Stated exercise: Spot each line that carries the word "euros"; copy those lines.
※
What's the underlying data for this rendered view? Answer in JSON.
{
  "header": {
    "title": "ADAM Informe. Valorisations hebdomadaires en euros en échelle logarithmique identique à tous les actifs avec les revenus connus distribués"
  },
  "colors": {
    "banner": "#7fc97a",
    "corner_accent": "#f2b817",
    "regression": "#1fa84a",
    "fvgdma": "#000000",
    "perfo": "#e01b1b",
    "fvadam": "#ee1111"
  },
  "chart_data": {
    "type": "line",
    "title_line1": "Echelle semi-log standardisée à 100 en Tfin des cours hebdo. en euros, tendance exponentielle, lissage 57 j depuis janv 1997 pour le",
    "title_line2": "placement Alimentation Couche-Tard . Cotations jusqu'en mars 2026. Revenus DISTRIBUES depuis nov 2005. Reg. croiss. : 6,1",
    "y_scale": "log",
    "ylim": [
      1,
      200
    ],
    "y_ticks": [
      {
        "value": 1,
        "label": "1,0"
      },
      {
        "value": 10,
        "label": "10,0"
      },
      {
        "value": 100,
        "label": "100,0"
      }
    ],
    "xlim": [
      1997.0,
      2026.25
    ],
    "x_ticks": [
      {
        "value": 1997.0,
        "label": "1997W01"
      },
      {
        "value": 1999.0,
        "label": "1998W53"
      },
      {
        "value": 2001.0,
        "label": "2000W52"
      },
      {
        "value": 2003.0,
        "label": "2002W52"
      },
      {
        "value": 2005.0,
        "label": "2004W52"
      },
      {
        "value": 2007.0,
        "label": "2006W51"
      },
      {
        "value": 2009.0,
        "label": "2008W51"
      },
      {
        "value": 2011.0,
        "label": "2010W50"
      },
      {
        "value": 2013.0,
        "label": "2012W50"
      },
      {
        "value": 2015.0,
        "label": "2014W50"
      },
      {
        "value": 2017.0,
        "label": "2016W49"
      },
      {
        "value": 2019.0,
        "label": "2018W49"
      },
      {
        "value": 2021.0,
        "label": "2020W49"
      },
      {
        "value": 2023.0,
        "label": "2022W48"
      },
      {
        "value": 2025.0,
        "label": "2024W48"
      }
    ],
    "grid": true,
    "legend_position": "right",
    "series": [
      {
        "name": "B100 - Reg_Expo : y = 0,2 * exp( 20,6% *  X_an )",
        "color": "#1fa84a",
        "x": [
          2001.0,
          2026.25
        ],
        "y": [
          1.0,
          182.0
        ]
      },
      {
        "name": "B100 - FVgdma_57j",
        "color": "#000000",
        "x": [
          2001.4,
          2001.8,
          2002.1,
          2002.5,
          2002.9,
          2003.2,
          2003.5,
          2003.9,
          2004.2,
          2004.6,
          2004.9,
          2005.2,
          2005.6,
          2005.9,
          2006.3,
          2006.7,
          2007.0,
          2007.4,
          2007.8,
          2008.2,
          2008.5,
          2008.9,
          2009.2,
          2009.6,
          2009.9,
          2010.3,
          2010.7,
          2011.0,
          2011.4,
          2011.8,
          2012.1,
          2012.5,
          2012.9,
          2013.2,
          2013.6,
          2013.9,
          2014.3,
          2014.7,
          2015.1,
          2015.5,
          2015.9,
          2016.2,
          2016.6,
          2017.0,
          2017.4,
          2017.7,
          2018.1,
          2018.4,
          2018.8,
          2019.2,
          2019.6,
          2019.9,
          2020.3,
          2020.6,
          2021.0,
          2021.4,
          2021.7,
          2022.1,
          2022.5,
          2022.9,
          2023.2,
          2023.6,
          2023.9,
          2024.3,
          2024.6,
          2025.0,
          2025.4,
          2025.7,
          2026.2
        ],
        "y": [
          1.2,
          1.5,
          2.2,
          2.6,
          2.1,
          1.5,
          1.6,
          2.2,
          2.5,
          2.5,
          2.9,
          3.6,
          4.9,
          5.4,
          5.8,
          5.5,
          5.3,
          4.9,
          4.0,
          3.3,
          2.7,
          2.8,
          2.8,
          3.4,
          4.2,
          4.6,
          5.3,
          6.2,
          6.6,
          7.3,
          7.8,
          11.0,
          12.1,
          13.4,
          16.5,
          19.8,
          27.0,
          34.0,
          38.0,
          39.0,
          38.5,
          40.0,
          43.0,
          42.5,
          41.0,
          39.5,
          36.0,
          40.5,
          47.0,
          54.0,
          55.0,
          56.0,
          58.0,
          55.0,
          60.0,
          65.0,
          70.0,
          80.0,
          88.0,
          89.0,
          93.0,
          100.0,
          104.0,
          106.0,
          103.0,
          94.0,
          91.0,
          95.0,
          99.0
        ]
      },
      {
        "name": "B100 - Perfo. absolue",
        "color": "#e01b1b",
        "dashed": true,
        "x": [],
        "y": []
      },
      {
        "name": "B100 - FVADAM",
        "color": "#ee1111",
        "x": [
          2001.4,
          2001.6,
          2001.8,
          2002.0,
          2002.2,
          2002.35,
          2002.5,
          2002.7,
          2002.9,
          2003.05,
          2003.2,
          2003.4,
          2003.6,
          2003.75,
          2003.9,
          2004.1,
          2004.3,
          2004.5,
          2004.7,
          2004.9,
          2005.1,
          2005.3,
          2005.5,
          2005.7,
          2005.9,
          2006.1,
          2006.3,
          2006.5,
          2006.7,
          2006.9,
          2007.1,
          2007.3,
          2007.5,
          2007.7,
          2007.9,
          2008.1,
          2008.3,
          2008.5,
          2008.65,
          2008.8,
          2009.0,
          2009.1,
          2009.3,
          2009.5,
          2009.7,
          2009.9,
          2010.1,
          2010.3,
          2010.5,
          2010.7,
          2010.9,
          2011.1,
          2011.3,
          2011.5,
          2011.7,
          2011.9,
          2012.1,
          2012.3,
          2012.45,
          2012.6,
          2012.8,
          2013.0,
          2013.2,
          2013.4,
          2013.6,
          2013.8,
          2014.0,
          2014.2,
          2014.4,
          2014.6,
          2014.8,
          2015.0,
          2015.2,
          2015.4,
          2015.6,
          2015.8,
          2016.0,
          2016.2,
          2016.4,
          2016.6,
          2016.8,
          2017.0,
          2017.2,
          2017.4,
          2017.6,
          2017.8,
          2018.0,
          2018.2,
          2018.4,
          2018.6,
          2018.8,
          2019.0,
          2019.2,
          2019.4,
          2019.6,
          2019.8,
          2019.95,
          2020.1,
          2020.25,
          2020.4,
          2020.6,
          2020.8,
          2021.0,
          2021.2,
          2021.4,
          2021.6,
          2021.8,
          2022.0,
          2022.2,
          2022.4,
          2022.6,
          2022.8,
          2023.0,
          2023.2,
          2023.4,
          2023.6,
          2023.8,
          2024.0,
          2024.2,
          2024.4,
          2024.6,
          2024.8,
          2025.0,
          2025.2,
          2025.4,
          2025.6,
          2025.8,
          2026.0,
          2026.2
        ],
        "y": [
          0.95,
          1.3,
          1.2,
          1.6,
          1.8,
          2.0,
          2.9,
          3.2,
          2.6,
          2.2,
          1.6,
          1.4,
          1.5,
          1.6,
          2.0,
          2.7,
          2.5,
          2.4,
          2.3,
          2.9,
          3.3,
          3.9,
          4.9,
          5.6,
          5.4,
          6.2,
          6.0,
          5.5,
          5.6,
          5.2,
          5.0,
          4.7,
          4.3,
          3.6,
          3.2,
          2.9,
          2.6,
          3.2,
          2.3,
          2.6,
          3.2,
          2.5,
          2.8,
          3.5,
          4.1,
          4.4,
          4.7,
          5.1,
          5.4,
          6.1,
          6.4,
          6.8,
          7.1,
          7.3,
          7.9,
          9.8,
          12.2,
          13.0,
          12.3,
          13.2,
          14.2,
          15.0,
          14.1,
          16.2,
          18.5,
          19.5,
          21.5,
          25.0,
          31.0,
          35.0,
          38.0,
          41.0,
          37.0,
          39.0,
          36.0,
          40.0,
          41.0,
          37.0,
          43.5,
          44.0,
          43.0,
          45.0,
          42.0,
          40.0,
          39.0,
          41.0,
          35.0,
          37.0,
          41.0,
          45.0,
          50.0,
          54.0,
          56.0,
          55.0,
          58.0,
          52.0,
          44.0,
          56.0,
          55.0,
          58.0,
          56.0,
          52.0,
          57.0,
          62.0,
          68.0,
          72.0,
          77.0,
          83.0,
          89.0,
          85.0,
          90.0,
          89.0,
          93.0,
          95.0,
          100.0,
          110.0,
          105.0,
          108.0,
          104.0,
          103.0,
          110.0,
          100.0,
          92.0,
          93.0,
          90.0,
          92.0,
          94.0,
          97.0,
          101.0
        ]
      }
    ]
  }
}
※
Written solution:
    "title": "ADAM Informe. Valorisations hebdomadaires en euros en échelle logarithmique identique à tous les actifs avec les revenus connus distribués"
    "title_line1": "Echelle semi-log standardisée à 100 en Tfin des cours hebdo. en euros, tendance exponentielle, lissage 57 j depuis janv 1997 pour le",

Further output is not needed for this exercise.